* _DIRECTIONS_
Output every line of the data exactly as it appears.

* _DATASET RECORDS_
··········
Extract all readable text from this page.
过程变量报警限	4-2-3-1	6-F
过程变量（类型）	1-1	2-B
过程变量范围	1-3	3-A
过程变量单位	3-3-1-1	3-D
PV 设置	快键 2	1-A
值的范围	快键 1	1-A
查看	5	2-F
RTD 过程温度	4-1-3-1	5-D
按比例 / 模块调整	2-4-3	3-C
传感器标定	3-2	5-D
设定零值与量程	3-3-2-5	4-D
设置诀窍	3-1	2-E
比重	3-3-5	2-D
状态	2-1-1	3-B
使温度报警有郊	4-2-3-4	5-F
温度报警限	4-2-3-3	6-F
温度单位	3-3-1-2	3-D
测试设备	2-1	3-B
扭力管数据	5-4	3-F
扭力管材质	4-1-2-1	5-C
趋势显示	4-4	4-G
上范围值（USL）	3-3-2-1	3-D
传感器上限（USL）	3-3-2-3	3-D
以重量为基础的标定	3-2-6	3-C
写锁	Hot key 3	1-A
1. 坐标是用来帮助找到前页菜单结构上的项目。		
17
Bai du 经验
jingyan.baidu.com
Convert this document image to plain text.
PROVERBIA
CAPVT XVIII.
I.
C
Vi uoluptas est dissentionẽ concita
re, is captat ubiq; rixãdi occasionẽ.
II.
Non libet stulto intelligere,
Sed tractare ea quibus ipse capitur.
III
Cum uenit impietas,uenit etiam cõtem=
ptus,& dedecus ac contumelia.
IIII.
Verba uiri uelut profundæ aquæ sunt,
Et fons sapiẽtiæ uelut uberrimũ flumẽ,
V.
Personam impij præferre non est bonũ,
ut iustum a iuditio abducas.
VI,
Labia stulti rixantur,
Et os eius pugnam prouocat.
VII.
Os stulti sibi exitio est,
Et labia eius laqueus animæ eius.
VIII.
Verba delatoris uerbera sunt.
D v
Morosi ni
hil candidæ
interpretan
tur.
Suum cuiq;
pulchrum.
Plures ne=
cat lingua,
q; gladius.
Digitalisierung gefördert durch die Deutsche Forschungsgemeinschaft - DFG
··········
* _SOLUTION BELOW_
Extract all readable text from this page.
过程变量报警限	4-2-3-1	6-F
过程变量（类型）	1-1	2-B
过程变量范围	1-3	3-A
过程变量单位	3-3-1-1	3-D
PV 设置	快键 2	1-A
值的范围	快键 1	1-A
查看	5	2-F
RTD 过程温度	4-1-3-1	5-D
按比例 / 模块调整	2-4-3	3-C
传感器标定	3-2	5-D
设定零值与量程	3-3-2-5	4-D
设置诀窍	3-1	2-E
比重	3-3-5	2-D
状态	2-1-1	3-B
使温度报警有郊	4-2-3-4	5-F
温度报警限	4-2-3-3	6-F
温度单位	3-3-1-2	3-D
测试设备	2-1	3-B
扭力管数据	5-4	3-F
扭力管材质	4-1-2-1	5-C
趋势显示	4-4	4-G
上范围值（USL）	3-3-2-1	3-D
传感器上限（USL）	3-3-2-3	3-D
以重量为基础的标定	3-2-6	3-C
写锁	Hot key 3	1-A
1. 坐标是用来帮助找到前页菜单结构上的项目。		
17
Bai du 经验
jingyan.baidu.com
Convert this document image to plain text.
PROVERBIA
CAPVT XVIII.
I.
C
Vi uoluptas est dissentionẽ concita
re, is captat ubiq; rixãdi occasionẽ.
II.
Non libet stulto intelligere,
Sed tractare ea quibus ipse capitur.
III
Cum uenit impietas,uenit etiam cõtem=
ptus,& dedecus ac contumelia.
IIII.
Verba uiri uelut profundæ aquæ sunt,
Et fons sapiẽtiæ uelut uberrimũ flumẽ,
V.
Personam impij præferre non est bonũ,
ut iustum a iuditio abducas.
VI,
Labia stulti rixantur,
Et os eius pugnam prouocat.
VII.
Os stulti sibi exitio est,
Et labia eius laqueus animæ eius.
VIII.
Verba delatoris uerbera sunt.
D v
Morosi ni
hil candidæ
interpretan
tur.
Suum cuiq;
pulchrum.
Plures ne=
cat lingua,
q; gladius.
Digitalisierung gefördert durch die Deutsche Forschungsgemeinschaft - DFG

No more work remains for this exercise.